[Raw records]
* BEGIN *

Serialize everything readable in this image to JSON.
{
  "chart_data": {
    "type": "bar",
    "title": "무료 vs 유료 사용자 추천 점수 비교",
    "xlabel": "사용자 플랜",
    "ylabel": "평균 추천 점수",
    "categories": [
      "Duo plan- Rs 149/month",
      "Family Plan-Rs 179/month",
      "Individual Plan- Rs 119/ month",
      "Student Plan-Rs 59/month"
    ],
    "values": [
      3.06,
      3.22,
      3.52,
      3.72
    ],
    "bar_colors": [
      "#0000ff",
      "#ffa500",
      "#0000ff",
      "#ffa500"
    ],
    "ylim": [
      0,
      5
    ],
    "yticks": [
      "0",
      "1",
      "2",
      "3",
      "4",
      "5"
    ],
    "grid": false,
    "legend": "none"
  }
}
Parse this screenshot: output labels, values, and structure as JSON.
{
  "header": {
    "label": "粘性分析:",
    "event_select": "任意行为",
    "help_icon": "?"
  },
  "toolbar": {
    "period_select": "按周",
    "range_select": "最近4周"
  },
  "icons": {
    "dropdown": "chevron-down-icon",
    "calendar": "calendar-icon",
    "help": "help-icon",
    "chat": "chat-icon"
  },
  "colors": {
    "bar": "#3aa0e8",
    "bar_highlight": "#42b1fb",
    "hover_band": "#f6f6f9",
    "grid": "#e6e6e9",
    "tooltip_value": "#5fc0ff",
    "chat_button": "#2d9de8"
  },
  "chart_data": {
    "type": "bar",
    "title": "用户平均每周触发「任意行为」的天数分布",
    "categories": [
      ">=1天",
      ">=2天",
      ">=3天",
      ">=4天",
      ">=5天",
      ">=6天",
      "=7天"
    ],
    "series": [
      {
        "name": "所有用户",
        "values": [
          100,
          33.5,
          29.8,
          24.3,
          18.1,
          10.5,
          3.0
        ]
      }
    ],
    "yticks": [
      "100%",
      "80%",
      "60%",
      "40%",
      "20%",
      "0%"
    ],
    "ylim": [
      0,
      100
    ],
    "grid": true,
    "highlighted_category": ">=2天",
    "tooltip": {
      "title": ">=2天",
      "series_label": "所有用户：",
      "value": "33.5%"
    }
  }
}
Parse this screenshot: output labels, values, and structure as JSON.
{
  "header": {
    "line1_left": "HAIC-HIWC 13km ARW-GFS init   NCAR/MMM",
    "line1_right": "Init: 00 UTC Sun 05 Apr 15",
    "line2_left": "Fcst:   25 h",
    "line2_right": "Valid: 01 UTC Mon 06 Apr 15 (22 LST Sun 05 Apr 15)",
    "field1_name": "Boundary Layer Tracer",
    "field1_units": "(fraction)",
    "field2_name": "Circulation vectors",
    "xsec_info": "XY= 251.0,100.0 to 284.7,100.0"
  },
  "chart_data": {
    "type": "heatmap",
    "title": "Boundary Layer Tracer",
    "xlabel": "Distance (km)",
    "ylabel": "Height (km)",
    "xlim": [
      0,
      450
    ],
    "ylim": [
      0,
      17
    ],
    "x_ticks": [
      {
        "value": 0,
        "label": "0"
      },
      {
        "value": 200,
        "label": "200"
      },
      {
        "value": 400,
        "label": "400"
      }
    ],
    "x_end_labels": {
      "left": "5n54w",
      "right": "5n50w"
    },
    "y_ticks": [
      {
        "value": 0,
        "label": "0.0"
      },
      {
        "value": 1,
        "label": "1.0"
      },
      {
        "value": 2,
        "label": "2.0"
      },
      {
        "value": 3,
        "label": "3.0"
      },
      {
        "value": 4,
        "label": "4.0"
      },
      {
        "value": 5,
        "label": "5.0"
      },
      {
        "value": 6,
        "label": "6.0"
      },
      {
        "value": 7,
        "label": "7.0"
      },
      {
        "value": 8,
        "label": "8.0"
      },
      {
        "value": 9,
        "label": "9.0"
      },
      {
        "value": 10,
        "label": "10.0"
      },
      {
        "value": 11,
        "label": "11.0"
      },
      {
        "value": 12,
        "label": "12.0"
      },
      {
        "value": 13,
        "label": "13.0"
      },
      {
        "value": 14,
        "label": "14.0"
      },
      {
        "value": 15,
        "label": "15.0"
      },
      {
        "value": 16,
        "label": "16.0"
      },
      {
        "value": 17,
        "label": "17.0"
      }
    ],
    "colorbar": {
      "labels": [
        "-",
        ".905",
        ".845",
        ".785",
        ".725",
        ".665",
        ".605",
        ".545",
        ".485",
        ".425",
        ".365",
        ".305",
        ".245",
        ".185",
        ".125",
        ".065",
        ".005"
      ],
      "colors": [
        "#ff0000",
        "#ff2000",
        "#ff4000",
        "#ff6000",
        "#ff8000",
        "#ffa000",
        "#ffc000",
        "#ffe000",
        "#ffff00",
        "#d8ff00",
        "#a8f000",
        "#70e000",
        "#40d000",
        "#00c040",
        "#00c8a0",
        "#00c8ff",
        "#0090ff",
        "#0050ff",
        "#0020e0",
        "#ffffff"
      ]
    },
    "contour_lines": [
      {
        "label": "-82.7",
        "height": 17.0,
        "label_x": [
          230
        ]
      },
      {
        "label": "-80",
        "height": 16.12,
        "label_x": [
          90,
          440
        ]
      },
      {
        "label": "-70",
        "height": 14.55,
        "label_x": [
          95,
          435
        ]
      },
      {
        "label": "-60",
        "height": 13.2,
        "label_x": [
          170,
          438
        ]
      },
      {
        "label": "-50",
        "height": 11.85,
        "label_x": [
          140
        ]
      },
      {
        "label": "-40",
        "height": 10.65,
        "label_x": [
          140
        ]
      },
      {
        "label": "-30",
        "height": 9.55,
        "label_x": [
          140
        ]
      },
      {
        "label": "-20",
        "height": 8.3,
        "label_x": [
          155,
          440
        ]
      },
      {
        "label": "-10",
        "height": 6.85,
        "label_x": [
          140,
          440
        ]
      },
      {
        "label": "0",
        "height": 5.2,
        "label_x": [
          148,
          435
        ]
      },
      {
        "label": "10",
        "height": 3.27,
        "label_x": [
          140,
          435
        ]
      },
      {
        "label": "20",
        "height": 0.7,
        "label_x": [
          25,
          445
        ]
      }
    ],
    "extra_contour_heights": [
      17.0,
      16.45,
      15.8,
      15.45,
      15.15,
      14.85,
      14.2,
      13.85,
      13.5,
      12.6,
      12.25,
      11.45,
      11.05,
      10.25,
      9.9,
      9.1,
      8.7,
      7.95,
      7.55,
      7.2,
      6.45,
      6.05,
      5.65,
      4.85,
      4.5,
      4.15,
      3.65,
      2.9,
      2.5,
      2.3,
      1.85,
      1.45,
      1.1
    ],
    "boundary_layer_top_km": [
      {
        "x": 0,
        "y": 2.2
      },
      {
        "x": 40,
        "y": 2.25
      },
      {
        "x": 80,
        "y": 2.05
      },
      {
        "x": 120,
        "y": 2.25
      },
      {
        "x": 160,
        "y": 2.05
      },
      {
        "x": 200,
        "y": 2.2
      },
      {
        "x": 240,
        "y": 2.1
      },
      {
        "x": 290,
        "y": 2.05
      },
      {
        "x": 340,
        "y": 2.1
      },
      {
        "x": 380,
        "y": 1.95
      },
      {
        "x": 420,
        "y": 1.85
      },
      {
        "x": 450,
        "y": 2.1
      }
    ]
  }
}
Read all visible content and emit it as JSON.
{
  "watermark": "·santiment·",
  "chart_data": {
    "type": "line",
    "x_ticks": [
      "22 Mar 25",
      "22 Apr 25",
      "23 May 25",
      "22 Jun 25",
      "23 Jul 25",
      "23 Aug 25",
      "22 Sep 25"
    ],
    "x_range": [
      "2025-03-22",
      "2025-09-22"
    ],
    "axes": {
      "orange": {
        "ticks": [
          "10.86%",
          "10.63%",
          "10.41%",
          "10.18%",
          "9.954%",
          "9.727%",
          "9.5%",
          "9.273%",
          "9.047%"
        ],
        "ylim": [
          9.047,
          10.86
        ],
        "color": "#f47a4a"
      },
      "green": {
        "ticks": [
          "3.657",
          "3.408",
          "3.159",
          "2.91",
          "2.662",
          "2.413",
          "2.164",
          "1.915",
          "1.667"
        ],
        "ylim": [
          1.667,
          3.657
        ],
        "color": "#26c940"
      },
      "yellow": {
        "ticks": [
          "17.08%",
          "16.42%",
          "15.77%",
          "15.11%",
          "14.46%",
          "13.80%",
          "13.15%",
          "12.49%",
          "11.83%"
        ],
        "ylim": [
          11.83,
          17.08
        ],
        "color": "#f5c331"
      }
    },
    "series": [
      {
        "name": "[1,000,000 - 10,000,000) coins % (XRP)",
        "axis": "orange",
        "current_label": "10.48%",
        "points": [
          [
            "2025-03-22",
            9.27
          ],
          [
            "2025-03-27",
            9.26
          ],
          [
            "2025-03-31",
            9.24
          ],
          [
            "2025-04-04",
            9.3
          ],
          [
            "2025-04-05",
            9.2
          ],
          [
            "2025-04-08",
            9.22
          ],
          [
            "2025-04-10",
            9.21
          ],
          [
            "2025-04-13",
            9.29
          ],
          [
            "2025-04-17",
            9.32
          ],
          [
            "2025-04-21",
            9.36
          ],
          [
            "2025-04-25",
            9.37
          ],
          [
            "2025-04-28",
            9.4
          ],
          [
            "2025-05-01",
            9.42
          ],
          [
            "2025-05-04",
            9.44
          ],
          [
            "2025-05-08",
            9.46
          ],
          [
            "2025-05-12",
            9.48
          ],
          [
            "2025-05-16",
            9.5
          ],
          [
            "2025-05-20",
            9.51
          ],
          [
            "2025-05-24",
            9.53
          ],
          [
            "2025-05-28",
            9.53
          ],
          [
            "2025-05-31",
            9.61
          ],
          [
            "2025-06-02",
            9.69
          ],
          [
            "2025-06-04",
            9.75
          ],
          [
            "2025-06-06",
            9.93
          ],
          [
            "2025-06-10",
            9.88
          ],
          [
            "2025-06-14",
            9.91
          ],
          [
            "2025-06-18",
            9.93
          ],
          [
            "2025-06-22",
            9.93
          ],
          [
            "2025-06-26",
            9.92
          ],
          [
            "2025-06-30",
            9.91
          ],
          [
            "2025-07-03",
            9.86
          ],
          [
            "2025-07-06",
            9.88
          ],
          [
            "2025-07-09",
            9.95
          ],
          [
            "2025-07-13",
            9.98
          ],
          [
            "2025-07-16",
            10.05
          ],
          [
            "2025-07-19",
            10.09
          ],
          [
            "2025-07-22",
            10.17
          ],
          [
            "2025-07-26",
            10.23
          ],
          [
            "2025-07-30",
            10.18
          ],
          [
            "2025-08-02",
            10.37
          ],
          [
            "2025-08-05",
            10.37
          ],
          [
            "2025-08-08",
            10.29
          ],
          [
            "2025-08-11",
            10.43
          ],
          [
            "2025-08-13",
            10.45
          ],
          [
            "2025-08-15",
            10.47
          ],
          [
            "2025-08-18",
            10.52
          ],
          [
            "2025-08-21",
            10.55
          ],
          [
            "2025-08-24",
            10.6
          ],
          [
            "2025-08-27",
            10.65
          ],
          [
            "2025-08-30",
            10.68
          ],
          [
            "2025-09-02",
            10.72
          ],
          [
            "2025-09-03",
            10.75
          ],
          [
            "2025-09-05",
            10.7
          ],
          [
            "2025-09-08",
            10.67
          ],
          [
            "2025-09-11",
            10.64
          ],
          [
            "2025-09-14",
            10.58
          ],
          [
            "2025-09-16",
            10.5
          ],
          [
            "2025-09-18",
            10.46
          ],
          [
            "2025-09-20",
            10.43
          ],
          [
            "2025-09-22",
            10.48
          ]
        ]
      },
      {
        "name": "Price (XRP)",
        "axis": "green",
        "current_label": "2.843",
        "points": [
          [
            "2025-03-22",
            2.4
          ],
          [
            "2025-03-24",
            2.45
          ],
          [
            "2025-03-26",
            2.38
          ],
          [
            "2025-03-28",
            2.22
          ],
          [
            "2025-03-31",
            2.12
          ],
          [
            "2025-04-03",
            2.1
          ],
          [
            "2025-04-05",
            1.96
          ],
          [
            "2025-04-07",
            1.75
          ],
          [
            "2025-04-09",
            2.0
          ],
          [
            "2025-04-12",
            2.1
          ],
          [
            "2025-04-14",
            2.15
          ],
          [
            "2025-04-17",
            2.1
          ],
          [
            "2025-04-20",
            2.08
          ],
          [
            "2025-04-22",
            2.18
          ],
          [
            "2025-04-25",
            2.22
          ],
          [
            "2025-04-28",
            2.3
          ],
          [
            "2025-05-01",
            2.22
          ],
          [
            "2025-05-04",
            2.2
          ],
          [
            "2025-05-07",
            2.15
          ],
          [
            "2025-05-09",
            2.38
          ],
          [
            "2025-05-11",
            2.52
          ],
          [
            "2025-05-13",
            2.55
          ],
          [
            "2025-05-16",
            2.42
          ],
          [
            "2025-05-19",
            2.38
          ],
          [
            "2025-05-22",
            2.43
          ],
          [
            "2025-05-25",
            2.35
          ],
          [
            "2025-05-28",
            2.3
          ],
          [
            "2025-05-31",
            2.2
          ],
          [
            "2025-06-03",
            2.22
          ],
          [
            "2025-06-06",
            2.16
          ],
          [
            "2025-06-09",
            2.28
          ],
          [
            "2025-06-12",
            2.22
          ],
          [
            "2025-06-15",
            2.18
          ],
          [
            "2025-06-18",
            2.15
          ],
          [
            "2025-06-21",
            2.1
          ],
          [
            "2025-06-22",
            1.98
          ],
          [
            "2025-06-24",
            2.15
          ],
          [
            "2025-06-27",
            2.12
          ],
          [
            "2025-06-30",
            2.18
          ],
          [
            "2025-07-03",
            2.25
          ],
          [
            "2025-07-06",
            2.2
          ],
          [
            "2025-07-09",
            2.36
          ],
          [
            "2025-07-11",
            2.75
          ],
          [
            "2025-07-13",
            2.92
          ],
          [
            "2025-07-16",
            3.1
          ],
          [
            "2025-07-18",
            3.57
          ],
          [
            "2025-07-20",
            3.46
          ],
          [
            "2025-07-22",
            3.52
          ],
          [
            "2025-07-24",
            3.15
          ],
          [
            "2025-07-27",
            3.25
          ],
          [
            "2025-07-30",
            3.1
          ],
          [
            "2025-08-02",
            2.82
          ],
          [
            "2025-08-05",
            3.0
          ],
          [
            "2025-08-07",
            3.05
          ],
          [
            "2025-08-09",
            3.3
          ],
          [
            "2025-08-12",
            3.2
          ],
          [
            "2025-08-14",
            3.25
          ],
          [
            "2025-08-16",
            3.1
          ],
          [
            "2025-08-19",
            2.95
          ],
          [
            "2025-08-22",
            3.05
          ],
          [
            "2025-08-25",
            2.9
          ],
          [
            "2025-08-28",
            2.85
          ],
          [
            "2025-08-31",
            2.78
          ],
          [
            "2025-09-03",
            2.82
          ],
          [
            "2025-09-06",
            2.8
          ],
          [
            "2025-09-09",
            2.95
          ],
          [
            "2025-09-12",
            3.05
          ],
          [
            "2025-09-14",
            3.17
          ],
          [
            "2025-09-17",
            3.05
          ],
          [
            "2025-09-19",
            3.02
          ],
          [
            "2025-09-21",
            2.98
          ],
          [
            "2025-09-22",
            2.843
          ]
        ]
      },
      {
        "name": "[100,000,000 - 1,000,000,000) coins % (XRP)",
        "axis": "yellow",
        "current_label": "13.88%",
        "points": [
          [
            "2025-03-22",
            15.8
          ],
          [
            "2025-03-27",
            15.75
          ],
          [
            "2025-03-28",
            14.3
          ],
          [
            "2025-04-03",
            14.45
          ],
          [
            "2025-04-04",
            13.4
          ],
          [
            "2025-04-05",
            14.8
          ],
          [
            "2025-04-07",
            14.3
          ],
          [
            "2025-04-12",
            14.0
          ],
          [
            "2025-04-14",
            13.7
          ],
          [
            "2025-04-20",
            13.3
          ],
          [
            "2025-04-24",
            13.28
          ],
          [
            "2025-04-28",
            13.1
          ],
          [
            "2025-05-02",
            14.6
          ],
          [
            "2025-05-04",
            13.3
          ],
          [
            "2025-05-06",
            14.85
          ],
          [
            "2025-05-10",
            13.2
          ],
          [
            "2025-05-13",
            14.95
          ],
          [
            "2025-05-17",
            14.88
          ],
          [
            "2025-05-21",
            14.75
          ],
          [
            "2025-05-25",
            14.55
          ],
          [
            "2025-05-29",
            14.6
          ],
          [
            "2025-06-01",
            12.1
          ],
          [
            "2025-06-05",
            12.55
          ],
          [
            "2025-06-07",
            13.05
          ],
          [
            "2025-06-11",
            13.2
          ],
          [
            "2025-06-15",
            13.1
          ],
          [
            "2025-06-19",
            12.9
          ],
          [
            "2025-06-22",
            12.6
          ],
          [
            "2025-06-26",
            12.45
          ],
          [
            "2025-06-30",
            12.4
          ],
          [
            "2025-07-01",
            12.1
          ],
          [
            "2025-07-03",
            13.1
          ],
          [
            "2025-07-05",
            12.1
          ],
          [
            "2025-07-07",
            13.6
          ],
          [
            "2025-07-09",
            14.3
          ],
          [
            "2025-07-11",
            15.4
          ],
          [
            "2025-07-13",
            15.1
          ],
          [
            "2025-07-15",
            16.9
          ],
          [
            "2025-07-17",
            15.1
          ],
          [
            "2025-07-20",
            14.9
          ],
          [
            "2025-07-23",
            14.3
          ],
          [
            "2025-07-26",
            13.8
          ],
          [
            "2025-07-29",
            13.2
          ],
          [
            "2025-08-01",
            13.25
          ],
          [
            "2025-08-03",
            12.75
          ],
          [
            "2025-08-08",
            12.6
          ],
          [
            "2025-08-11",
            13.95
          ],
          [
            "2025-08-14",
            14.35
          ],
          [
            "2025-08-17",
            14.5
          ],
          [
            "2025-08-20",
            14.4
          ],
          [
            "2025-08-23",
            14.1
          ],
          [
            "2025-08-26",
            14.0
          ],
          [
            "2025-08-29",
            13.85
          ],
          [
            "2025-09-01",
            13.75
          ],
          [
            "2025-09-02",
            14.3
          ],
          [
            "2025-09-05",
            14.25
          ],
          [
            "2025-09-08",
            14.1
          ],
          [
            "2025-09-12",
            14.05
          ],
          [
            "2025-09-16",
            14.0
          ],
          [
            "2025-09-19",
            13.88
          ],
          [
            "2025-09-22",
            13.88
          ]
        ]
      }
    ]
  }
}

* END *

Instructions for the task:
List every line above that holds the word "Tracer".

Response to this task:
    "field1_name": "Boundary Layer Tracer",
    "title": "Boundary Layer Tracer",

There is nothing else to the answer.